start

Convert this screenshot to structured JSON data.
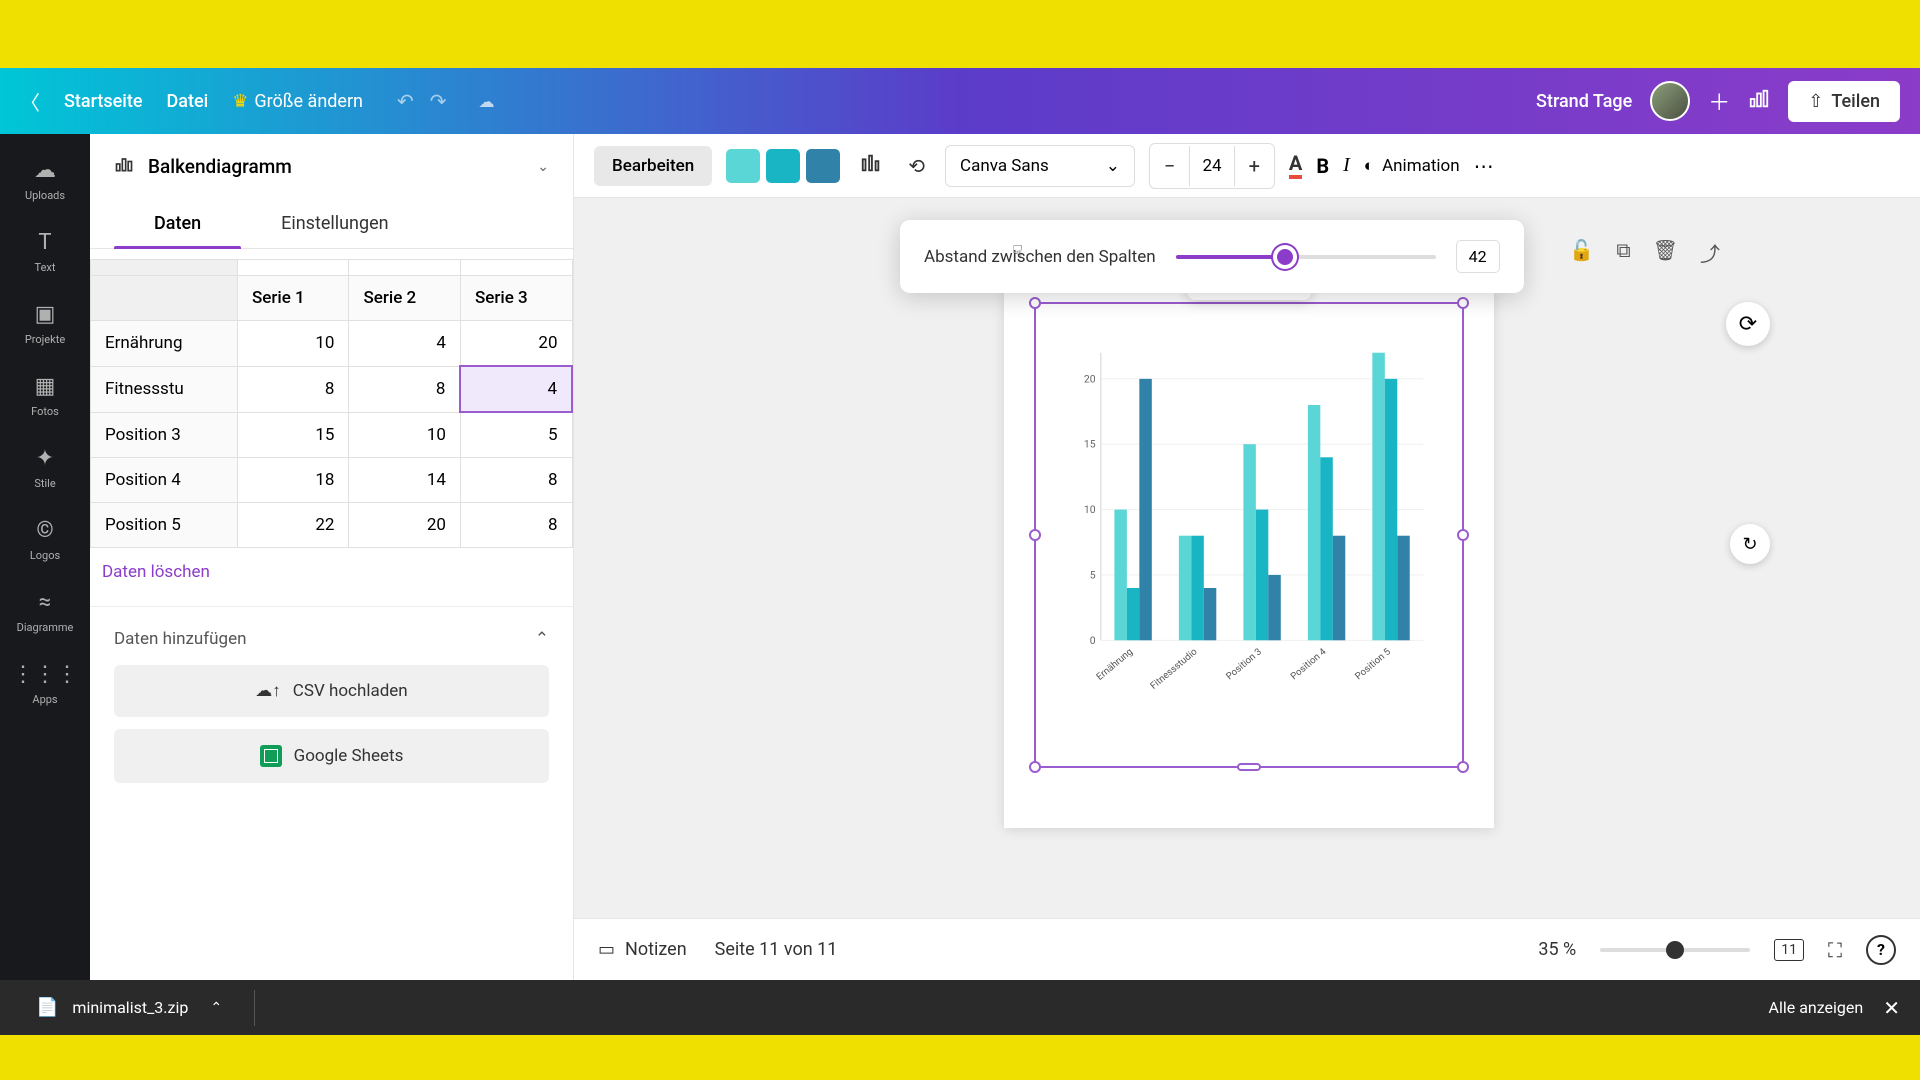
{
  "header": {
    "home": "Startseite",
    "file": "Datei",
    "resize": "Größe ändern",
    "doc_title": "Strand Tage",
    "share": "Teilen"
  },
  "icon_sidebar": [
    {
      "icon": "☁",
      "label": "Uploads"
    },
    {
      "icon": "T",
      "label": "Text"
    },
    {
      "icon": "▣",
      "label": "Projekte"
    },
    {
      "icon": "▦",
      "label": "Fotos"
    },
    {
      "icon": "✦",
      "label": "Stile"
    },
    {
      "icon": "©",
      "label": "Logos"
    },
    {
      "icon": "≈",
      "label": "Diagramme"
    },
    {
      "icon": "⋮⋮⋮",
      "label": "Apps"
    }
  ],
  "chart_type": "Balkendiagramm",
  "tabs": {
    "data": "Daten",
    "settings": "Einstellungen"
  },
  "table": {
    "headers": [
      "",
      "Serie 1",
      "Serie 2",
      "Serie 3"
    ],
    "rows": [
      {
        "label": "Ernährung",
        "values": [
          "10",
          "4",
          "20"
        ]
      },
      {
        "label": "Fitnessstu",
        "values": [
          "8",
          "8",
          "4"
        ]
      },
      {
        "label": "Position 3",
        "values": [
          "15",
          "10",
          "5"
        ]
      },
      {
        "label": "Position 4",
        "values": [
          "18",
          "14",
          "8"
        ]
      },
      {
        "label": "Position 5",
        "values": [
          "22",
          "20",
          "8"
        ]
      }
    ],
    "selected_cell": {
      "row": 1,
      "col": 2
    }
  },
  "clear_data": "Daten löschen",
  "add_data": {
    "header": "Daten hinzufügen",
    "csv": "CSV hochladen",
    "sheets": "Google Sheets"
  },
  "toolbar": {
    "edit": "Bearbeiten",
    "colors": [
      "#5bd6d6",
      "#1ab5c5",
      "#3182a8"
    ],
    "font": "Canva Sans",
    "font_size": "24",
    "animation": "Animation"
  },
  "spacing_popup": {
    "label": "Abstand zwischen den Spalten",
    "value": "42",
    "percent": 42
  },
  "bottom_bar": {
    "notes": "Notizen",
    "page": "Seite 11 von 11",
    "zoom": "35 %",
    "grid_count": "11"
  },
  "download": {
    "filename": "minimalist_3.zip",
    "show_all": "Alle anzeigen"
  },
  "chart_data": {
    "type": "bar",
    "categories": [
      "Ernährung",
      "Fitnessstudio",
      "Position 3",
      "Position 4",
      "Position 5"
    ],
    "series": [
      {
        "name": "Serie 1",
        "values": [
          10,
          8,
          15,
          18,
          22
        ],
        "color": "#5bd6d6"
      },
      {
        "name": "Serie 2",
        "values": [
          4,
          8,
          10,
          14,
          20
        ],
        "color": "#1ab5c5"
      },
      {
        "name": "Serie 3",
        "values": [
          20,
          4,
          5,
          8,
          8
        ],
        "color": "#3182a8"
      }
    ],
    "ylim": [
      0,
      22
    ],
    "yticks": [
      0,
      5,
      10,
      15,
      20
    ],
    "title": "",
    "xlabel": "",
    "ylabel": ""
  }
}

end

Each entry above should be reproduced exactly, with the pictures removed.

Convert this screenshot to structured JSON data.
{
  "header": {
    "home": "Startseite",
    "file": "Datei",
    "resize": "Größe ändern",
    "doc_title": "Strand Tage",
    "share": "Teilen"
  },
  "icon_sidebar": [
    {
      "icon": "☁",
      "label": "Uploads"
    },
    {
      "icon": "T",
      "label": "Text"
    },
    {
      "icon": "▣",
      "label": "Projekte"
    },
    {
      "icon": "▦",
      "label": "Fotos"
    },
    {
      "icon": "✦",
      "label": "Stile"
    },
    {
      "icon": "©",
      "label": "Logos"
    },
    {
      "icon": "≈",
      "label": "Diagramme"
    },
    {
      "icon": "⋮⋮⋮",
      "label": "Apps"
    }
  ],
  "chart_type": "Balkendiagramm",
  "tabs": {
    "data": "Daten",
    "settings": "Einstellungen"
  },
  "table": {
    "headers": [
      "",
      "Serie 1",
      "Serie 2",
      "Serie 3"
    ],
    "rows": [
      {
        "label": "Ernährung",
        "values": [
          "10",
          "4",
          "20"
        ]
      },
      {
        "label": "Fitnessstu",
        "values": [
          "8",
          "8",
          "4"
        ]
      },
      {
        "label": "Position 3",
        "values": [
          "15",
          "10",
          "5"
        ]
      },
      {
        "label": "Position 4",
        "values": [
          "18",
          "14",
          "8"
        ]
      },
      {
        "label": "Position 5",
        "values": [
          "22",
          "20",
          "8"
        ]
      }
    ],
    "selected_cell": {
      "row": 1,
      "col": 2
    }
  },
  "clear_data": "Daten löschen",
  "add_data": {
    "header": "Daten hinzufügen",
    "csv": "CSV hochladen",
    "sheets": "Google Sheets"
  },
  "toolbar": {
    "edit": "Bearbeiten",
    "colors": [
      "#5bd6d6",
      "#1ab5c5",
      "#3182a8"
    ],
    "font": "Canva Sans",
    "font_size": "24",
    "animation": "Animation"
  },
  "spacing_popup": {
    "label": "Abstand zwischen den Spalten",
    "value": "42",
    "percent": 42
  },
  "bottom_bar": {
    "notes": "Notizen",
    "page": "Seite 11 von 11",
    "zoom": "35 %",
    "grid_count": "11"
  },
  "download": {
    "filename": "minimalist_3.zip",
    "show_all": "Alle anzeigen"
  },
  "chart_data": {
    "type": "bar",
    "categories": [
      "Ernährung",
      "Fitnessstudio",
      "Position 3",
      "Position 4",
      "Position 5"
    ],
    "series": [
      {
        "name": "Serie 1",
        "values": [
          10,
          8,
          15,
          18,
          22
        ],
        "color": "#5bd6d6"
      },
      {
        "name": "Serie 2",
        "values": [
          4,
          8,
          10,
          14,
          20
        ],
        "color": "#1ab5c5"
      },
      {
        "name": "Serie 3",
        "values": [
          20,
          4,
          5,
          8,
          8
        ],
        "color": "#3182a8"
      }
    ],
    "ylim": [
      0,
      22
    ],
    "yticks": [
      0,
      5,
      10,
      15,
      20
    ],
    "title": "",
    "xlabel": "",
    "ylabel": ""
  }
}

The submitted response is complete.